▶ Records for this task:
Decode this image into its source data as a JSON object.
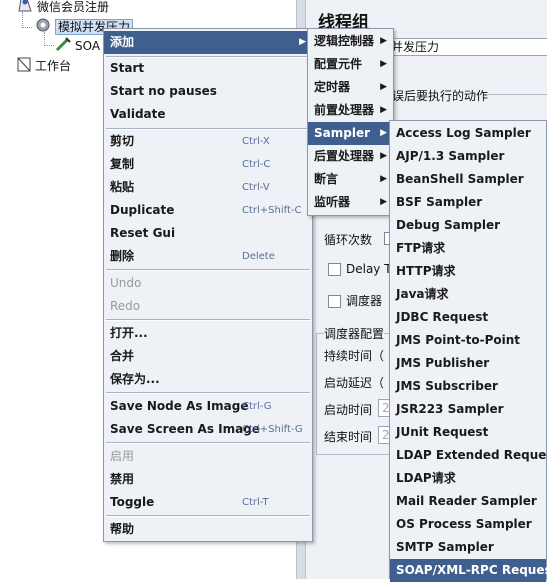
{
  "tree": {
    "items": [
      {
        "label": "微信会员注册"
      },
      {
        "label": "模拟并发压力"
      },
      {
        "label": "SOA"
      },
      {
        "label": "工作台"
      }
    ]
  },
  "panel": {
    "title": "线程组",
    "name_value": "并发压力",
    "error_action_label": "误后要执行的动作",
    "loop_label": "循环次数",
    "delay_label": "Delay Th",
    "scheduler_label": "调度器",
    "scheduler_config_label": "调度器配置",
    "duration_label": "持续时间（",
    "startup_delay_label": "启动延迟（",
    "start_time_label": "启动时间",
    "end_time_label": "结束时间",
    "start_time_hint": "2",
    "end_time_hint": "2"
  },
  "context_menu": {
    "items": [
      {
        "label": "添加"
      },
      {
        "label": "Start"
      },
      {
        "label": "Start no pauses"
      },
      {
        "label": "Validate"
      },
      {
        "label": "剪切",
        "shortcut": "Ctrl-X"
      },
      {
        "label": "复制",
        "shortcut": "Ctrl-C"
      },
      {
        "label": "粘贴",
        "shortcut": "Ctrl-V"
      },
      {
        "label": "Duplicate",
        "shortcut": "Ctrl+Shift-C"
      },
      {
        "label": "Reset Gui"
      },
      {
        "label": "删除",
        "shortcut": "Delete"
      },
      {
        "label": "Undo"
      },
      {
        "label": "Redo"
      },
      {
        "label": "打开..."
      },
      {
        "label": "合并"
      },
      {
        "label": "保存为..."
      },
      {
        "label": "Save Node As Image",
        "shortcut": "Ctrl-G"
      },
      {
        "label": "Save Screen As Image",
        "shortcut": "Ctrl+Shift-G"
      },
      {
        "label": "启用"
      },
      {
        "label": "禁用"
      },
      {
        "label": "Toggle",
        "shortcut": "Ctrl-T"
      },
      {
        "label": "帮助"
      }
    ]
  },
  "add_submenu": {
    "items": [
      {
        "label": "逻辑控制器"
      },
      {
        "label": "配置元件"
      },
      {
        "label": "定时器"
      },
      {
        "label": "前置处理器"
      },
      {
        "label": "Sampler"
      },
      {
        "label": "后置处理器"
      },
      {
        "label": "断言"
      },
      {
        "label": "监听器"
      }
    ]
  },
  "sampler_submenu": {
    "items": [
      {
        "label": "Access Log Sampler"
      },
      {
        "label": "AJP/1.3 Sampler"
      },
      {
        "label": "BeanShell Sampler"
      },
      {
        "label": "BSF Sampler"
      },
      {
        "label": "Debug Sampler"
      },
      {
        "label": "FTP请求"
      },
      {
        "label": "HTTP请求"
      },
      {
        "label": "Java请求"
      },
      {
        "label": "JDBC Request"
      },
      {
        "label": "JMS Point-to-Point"
      },
      {
        "label": "JMS Publisher"
      },
      {
        "label": "JMS Subscriber"
      },
      {
        "label": "JSR223 Sampler"
      },
      {
        "label": "JUnit Request"
      },
      {
        "label": "LDAP Extended Request"
      },
      {
        "label": "LDAP请求"
      },
      {
        "label": "Mail Reader Sampler"
      },
      {
        "label": "OS Process Sampler"
      },
      {
        "label": "SMTP Sampler"
      },
      {
        "label": "SOAP/XML-RPC Request"
      }
    ]
  }
}
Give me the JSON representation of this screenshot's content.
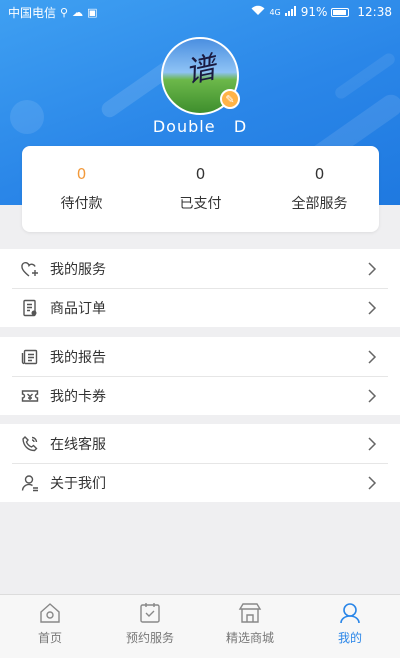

▶ Problem statement:
Review the preceding data and report every line that includes the string "shortcut".

▶ Exercise solution:
        "shortcut": "Ctrl-X"
        "shortcut": "Ctrl-C"
        "shortcut": "Ctrl-V"
        "shortcut": "Ctrl+Shift-C"
        "shortcut": "Delete"
        "shortcut": "Ctrl-G"
        "shortcut": "Ctrl+Shift-G"
        "shortcut": "Ctrl-T"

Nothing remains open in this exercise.